--- Begin Records shown ---

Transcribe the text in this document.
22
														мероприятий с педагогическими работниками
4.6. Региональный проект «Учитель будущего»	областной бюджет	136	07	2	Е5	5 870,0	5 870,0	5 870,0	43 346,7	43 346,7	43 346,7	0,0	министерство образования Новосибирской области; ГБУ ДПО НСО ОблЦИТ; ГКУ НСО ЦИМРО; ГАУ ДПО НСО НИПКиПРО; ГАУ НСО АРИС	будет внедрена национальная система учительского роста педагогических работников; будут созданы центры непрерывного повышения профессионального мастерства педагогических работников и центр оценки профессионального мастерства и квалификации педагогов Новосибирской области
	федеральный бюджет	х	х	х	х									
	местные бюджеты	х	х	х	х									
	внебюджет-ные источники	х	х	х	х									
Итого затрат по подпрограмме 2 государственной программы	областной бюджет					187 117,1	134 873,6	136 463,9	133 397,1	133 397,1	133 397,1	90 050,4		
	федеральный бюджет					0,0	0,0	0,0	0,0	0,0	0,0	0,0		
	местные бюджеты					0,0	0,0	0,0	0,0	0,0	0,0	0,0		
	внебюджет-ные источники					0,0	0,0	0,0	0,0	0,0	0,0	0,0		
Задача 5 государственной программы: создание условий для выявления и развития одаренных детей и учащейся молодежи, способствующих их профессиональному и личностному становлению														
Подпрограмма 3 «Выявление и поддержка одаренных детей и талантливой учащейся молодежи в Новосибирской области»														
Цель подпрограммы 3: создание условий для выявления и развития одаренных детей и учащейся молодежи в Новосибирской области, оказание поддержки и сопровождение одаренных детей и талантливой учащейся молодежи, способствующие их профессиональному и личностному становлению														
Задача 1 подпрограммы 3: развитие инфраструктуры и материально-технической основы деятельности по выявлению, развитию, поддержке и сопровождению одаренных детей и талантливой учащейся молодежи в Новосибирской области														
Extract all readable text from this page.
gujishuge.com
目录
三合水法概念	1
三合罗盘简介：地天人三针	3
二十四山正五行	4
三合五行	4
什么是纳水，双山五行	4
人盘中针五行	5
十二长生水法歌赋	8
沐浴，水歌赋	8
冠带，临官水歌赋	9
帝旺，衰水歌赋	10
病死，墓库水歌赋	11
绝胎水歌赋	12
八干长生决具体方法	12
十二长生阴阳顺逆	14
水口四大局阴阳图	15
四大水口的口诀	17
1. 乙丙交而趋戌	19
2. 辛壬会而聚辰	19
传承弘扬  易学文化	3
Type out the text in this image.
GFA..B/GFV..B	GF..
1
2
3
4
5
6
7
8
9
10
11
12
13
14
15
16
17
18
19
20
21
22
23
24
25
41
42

--- End Records shown ---

## The task
Copy out the data shown above without altering anything.

## Full solution
Transcribe the text in this document.
22
														мероприятий с педагогическими работниками
4.6. Региональный проект «Учитель будущего»	областной бюджет	136	07	2	Е5	5 870,0	5 870,0	5 870,0	43 346,7	43 346,7	43 346,7	0,0	министерство образования Новосибирской области; ГБУ ДПО НСО ОблЦИТ; ГКУ НСО ЦИМРО; ГАУ ДПО НСО НИПКиПРО; ГАУ НСО АРИС	будет внедрена национальная система учительского роста педагогических работников; будут созданы центры непрерывного повышения профессионального мастерства педагогических работников и центр оценки профессионального мастерства и квалификации педагогов Новосибирской области
	федеральный бюджет	х	х	х	х									
	местные бюджеты	х	х	х	х									
	внебюджет-ные источники	х	х	х	х									
Итого затрат по подпрограмме 2 государственной программы	областной бюджет					187 117,1	134 873,6	136 463,9	133 397,1	133 397,1	133 397,1	90 050,4		
	федеральный бюджет					0,0	0,0	0,0	0,0	0,0	0,0	0,0		
	местные бюджеты					0,0	0,0	0,0	0,0	0,0	0,0	0,0		
	внебюджет-ные источники					0,0	0,0	0,0	0,0	0,0	0,0	0,0		
Задача 5 государственной программы: создание условий для выявления и развития одаренных детей и учащейся молодежи, способствующих их профессиональному и личностному становлению														
Подпрограмма 3 «Выявление и поддержка одаренных детей и талантливой учащейся молодежи в Новосибирской области»														
Цель подпрограммы 3: создание условий для выявления и развития одаренных детей и учащейся молодежи в Новосибирской области, оказание поддержки и сопровождение одаренных детей и талантливой учащейся молодежи, способствующие их профессиональному и личностному становлению														
Задача 1 подпрограммы 3: развитие инфраструктуры и материально-технической основы деятельности по выявлению, развитию, поддержке и сопровождению одаренных детей и талантливой учащейся молодежи в Новосибирской области														
Extract all readable text from this page.
gujishuge.com
目录
三合水法概念	1
三合罗盘简介：地天人三针	3
二十四山正五行	4
三合五行	4
什么是纳水，双山五行	4
人盘中针五行	5
十二长生水法歌赋	8
沐浴，水歌赋	8
冠带，临官水歌赋	9
帝旺，衰水歌赋	10
病死，墓库水歌赋	11
绝胎水歌赋	12
八干长生决具体方法	12
十二长生阴阳顺逆	14
水口四大局阴阳图	15
四大水口的口诀	17
1. 乙丙交而趋戌	19
2. 辛壬会而聚辰	19
传承弘扬  易学文化	3
Type out the text in this image.
GFA..B/GFV..B	GF..
1
2
3
4
5
6
7
8
9
10
11
12
13
14
15
16
17
18
19
20
21
22
23
24
25
41
42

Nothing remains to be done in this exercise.